**Text passage:**
# Building up slowly



## adil.fakier.5 (12/2/15)



Reactions: Like 3


----------



## Ricgt (12/2/15)

@adil.fakier.5 nice collection there bud, if that is what you are starting out with then I see a bright future for you in vape land


----------



## adil.fakier.5 (12/2/15)

Thanks bud just cant get vapejuices to keep me excited lol im in the south of Johannesburg anyone u know around nearby need to try other juices


----------



## Ricgt (12/2/15)

adil.fakier.5 said:


> Thanks bud just cant get vapejuices to keep me excited lol im in the south of Johannesburg anyone u know around nearby need to try other juices



Haha story of all of our lives around here bru... The search for more juice! 

Check out Vape King in Fourways, they have a nice juice bar where you can sample the juice before you buy.

Reactions: Agree 1


----------



## rogue zombie (12/2/15)

adil.fakier.5 said:


> Thanks bud just cant get vapejuices to keep me excited lol im in the south of Johannesburg anyone u know around nearby need to try other juices



Also VapeCartel @KieranD lives not too far from you (afaik in Meyersdal)

www.vapecartel.co.za


----------



## adil.fakier.5 (12/2/15)

Thanks rouge ill check them put most definitely


----------



## stevie g (12/2/15)

DIY does it for me. Pretty big startup cost though I dropped 1.7k getting almost all the flavours and bases etc.


----------



## adil.fakier.5 (12/2/15)

Really that sounds interesting coach me there


----------

**Data supplied:**
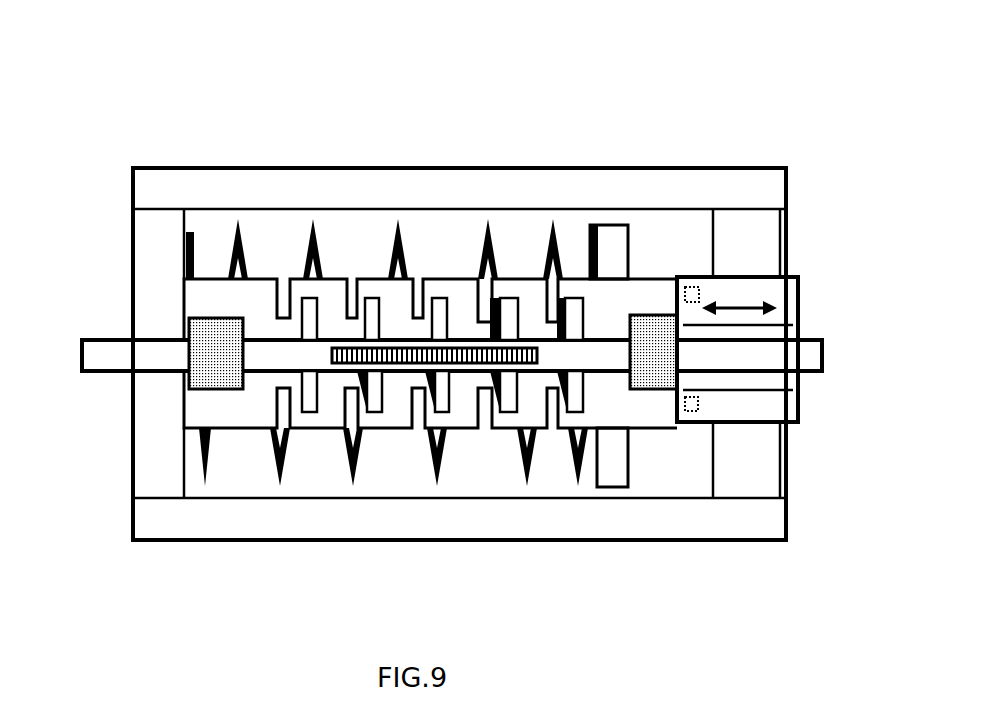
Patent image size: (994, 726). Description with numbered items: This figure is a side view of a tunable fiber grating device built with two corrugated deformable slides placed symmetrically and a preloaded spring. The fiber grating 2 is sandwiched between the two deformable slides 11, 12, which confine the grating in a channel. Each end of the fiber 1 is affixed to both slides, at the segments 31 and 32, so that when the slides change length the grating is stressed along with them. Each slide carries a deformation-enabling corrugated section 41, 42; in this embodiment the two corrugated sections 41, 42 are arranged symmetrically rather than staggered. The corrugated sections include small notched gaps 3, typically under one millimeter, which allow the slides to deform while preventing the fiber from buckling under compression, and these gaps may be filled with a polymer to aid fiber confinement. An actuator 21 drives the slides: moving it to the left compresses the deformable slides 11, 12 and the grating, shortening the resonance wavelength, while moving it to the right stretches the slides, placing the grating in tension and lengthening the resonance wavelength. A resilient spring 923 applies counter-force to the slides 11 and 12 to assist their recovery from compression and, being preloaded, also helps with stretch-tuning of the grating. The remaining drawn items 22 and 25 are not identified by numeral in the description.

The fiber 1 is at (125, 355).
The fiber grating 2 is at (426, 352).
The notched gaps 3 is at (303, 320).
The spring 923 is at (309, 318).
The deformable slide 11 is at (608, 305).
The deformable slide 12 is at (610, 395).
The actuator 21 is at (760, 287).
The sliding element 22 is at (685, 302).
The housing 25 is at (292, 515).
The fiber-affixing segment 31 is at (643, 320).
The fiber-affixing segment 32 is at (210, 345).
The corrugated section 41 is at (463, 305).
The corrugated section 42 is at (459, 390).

**Requirement 1:** In the forum thread, where is the Vape King shop with a juice bar located?
**Requirement 2:** Reproduce the forum thread starting at the words "Thanks rouge ill" and stopping after the words "and bases etc.".
Base each answer solely on the forum thread.

**Complete answer 1:** Fourways.

**Complete answer 2:**
Thanks rouge ill check them put most definitely


----------



## stevie g (12/2/15)

DIY does it for me. Pretty big startup cost though I dropped 1.7k getting almost all the flavours and bases etc.